[STATED PROBLEM] List the lines of this listing that hold the word "Conto".
####################
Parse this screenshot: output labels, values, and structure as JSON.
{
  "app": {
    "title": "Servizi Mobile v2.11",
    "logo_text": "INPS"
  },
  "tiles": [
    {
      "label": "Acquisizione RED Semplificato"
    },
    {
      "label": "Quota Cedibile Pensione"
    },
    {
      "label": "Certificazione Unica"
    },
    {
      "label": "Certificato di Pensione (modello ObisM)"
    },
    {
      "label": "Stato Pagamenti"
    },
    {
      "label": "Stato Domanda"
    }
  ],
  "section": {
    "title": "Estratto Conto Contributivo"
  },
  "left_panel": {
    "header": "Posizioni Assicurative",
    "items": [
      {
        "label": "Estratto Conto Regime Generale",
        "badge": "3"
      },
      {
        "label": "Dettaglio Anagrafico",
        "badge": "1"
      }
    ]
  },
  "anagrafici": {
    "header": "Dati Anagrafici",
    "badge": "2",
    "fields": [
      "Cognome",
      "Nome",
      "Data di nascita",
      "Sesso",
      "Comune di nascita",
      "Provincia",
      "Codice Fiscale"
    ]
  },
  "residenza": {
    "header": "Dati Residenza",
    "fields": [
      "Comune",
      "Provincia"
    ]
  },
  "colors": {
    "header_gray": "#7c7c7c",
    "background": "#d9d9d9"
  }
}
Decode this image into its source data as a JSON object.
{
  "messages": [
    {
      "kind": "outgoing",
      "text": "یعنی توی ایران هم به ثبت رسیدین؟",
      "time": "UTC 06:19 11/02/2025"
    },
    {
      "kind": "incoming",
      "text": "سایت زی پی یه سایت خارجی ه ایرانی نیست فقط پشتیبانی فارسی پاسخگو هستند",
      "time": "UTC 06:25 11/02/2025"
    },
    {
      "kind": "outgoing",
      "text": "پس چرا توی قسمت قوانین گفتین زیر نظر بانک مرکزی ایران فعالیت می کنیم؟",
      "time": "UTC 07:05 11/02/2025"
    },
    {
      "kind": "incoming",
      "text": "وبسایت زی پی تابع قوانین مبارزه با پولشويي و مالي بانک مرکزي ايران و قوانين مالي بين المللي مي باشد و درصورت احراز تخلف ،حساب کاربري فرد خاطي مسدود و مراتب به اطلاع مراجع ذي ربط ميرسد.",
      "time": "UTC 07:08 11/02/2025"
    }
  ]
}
####################
[RESPONSE]
    "title": "Estratto Conto Contributivo"
        "label": "Estratto Conto Regime Generale",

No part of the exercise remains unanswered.